##### Data extract

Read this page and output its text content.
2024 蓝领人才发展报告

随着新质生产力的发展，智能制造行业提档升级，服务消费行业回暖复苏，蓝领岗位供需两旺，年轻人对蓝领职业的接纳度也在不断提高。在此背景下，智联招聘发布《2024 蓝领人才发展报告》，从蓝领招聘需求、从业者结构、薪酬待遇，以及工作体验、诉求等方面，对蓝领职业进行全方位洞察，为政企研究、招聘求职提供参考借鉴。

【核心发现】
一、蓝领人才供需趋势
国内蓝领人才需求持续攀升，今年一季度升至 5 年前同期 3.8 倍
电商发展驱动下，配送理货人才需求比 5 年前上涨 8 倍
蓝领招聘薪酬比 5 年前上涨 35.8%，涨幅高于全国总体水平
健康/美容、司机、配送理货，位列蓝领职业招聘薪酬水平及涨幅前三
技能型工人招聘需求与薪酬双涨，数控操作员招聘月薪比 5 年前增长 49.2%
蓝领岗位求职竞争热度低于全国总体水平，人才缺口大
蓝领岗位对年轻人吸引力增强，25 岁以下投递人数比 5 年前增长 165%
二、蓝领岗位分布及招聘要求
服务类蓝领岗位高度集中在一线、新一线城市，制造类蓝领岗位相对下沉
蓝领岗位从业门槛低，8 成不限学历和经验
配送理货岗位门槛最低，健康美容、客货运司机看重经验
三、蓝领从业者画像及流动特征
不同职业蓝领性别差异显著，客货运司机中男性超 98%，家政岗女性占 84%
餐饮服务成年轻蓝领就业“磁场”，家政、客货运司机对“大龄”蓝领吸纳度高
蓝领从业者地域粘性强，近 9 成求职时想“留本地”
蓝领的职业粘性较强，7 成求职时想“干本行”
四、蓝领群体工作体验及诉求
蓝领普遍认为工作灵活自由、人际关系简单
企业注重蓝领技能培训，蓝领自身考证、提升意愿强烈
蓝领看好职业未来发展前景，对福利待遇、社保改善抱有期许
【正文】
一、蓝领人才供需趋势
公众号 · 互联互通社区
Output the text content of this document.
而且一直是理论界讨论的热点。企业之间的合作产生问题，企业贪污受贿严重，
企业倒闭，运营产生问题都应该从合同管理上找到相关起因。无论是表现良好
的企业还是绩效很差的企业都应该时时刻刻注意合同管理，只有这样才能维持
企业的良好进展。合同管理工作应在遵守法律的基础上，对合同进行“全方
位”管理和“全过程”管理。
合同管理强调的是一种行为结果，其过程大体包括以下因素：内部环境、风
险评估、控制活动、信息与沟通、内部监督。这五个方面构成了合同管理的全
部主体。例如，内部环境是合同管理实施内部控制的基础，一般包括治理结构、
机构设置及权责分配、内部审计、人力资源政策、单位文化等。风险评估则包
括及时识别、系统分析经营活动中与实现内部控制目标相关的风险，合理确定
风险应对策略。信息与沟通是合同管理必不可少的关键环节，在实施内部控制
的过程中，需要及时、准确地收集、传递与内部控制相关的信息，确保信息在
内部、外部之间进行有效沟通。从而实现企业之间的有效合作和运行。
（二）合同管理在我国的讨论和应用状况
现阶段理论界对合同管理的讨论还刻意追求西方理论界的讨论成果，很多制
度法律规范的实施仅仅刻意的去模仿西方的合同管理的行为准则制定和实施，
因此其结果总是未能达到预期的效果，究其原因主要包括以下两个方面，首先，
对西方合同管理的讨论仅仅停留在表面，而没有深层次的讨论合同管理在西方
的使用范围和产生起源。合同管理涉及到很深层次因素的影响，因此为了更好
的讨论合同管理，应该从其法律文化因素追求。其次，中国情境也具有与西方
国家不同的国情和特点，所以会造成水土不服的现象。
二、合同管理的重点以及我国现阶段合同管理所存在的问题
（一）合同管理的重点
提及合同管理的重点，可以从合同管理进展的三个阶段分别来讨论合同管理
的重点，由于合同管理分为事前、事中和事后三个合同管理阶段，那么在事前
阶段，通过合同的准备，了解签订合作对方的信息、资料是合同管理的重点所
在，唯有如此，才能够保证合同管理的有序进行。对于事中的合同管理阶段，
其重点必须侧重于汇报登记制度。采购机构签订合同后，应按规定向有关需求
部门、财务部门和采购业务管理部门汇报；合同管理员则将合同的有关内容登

##########

> What is asked
Reproduce every line of the data verbatim.

> Task answer
Read this page and output its text content.
2024 蓝领人才发展报告

随着新质生产力的发展，智能制造行业提档升级，服务消费行业回暖复苏，蓝领岗位供需两旺，年轻人对蓝领职业的接纳度也在不断提高。在此背景下，智联招聘发布《2024 蓝领人才发展报告》，从蓝领招聘需求、从业者结构、薪酬待遇，以及工作体验、诉求等方面，对蓝领职业进行全方位洞察，为政企研究、招聘求职提供参考借鉴。

【核心发现】
一、蓝领人才供需趋势
国内蓝领人才需求持续攀升，今年一季度升至 5 年前同期 3.8 倍
电商发展驱动下，配送理货人才需求比 5 年前上涨 8 倍
蓝领招聘薪酬比 5 年前上涨 35.8%，涨幅高于全国总体水平
健康/美容、司机、配送理货，位列蓝领职业招聘薪酬水平及涨幅前三
技能型工人招聘需求与薪酬双涨，数控操作员招聘月薪比 5 年前增长 49.2%
蓝领岗位求职竞争热度低于全国总体水平，人才缺口大
蓝领岗位对年轻人吸引力增强，25 岁以下投递人数比 5 年前增长 165%
二、蓝领岗位分布及招聘要求
服务类蓝领岗位高度集中在一线、新一线城市，制造类蓝领岗位相对下沉
蓝领岗位从业门槛低，8 成不限学历和经验
配送理货岗位门槛最低，健康美容、客货运司机看重经验
三、蓝领从业者画像及流动特征
不同职业蓝领性别差异显著，客货运司机中男性超 98%，家政岗女性占 84%
餐饮服务成年轻蓝领就业“磁场”，家政、客货运司机对“大龄”蓝领吸纳度高
蓝领从业者地域粘性强，近 9 成求职时想“留本地”
蓝领的职业粘性较强，7 成求职时想“干本行”
四、蓝领群体工作体验及诉求
蓝领普遍认为工作灵活自由、人际关系简单
企业注重蓝领技能培训，蓝领自身考证、提升意愿强烈
蓝领看好职业未来发展前景，对福利待遇、社保改善抱有期许
【正文】
一、蓝领人才供需趋势
公众号 · 互联互通社区
Output the text content of this document.
而且一直是理论界讨论的热点。企业之间的合作产生问题，企业贪污受贿严重，
企业倒闭，运营产生问题都应该从合同管理上找到相关起因。无论是表现良好
的企业还是绩效很差的企业都应该时时刻刻注意合同管理，只有这样才能维持
企业的良好进展。合同管理工作应在遵守法律的基础上，对合同进行“全方
位”管理和“全过程”管理。
合同管理强调的是一种行为结果，其过程大体包括以下因素：内部环境、风
险评估、控制活动、信息与沟通、内部监督。这五个方面构成了合同管理的全
部主体。例如，内部环境是合同管理实施内部控制的基础，一般包括治理结构、
机构设置及权责分配、内部审计、人力资源政策、单位文化等。风险评估则包
括及时识别、系统分析经营活动中与实现内部控制目标相关的风险，合理确定
风险应对策略。信息与沟通是合同管理必不可少的关键环节，在实施内部控制
的过程中，需要及时、准确地收集、传递与内部控制相关的信息，确保信息在
内部、外部之间进行有效沟通。从而实现企业之间的有效合作和运行。
（二）合同管理在我国的讨论和应用状况
现阶段理论界对合同管理的讨论还刻意追求西方理论界的讨论成果，很多制
度法律规范的实施仅仅刻意的去模仿西方的合同管理的行为准则制定和实施，
因此其结果总是未能达到预期的效果，究其原因主要包括以下两个方面，首先，
对西方合同管理的讨论仅仅停留在表面，而没有深层次的讨论合同管理在西方
的使用范围和产生起源。合同管理涉及到很深层次因素的影响，因此为了更好
的讨论合同管理，应该从其法律文化因素追求。其次，中国情境也具有与西方
国家不同的国情和特点，所以会造成水土不服的现象。
二、合同管理的重点以及我国现阶段合同管理所存在的问题
（一）合同管理的重点
提及合同管理的重点，可以从合同管理进展的三个阶段分别来讨论合同管理
的重点，由于合同管理分为事前、事中和事后三个合同管理阶段，那么在事前
阶段，通过合同的准备，了解签订合作对方的信息、资料是合同管理的重点所
在，唯有如此，才能够保证合同管理的有序进行。对于事中的合同管理阶段，
其重点必须侧重于汇报登记制度。采购机构签订合同后，应按规定向有关需求
部门、财务部门和采购业务管理部门汇报；合同管理员则将合同的有关内容登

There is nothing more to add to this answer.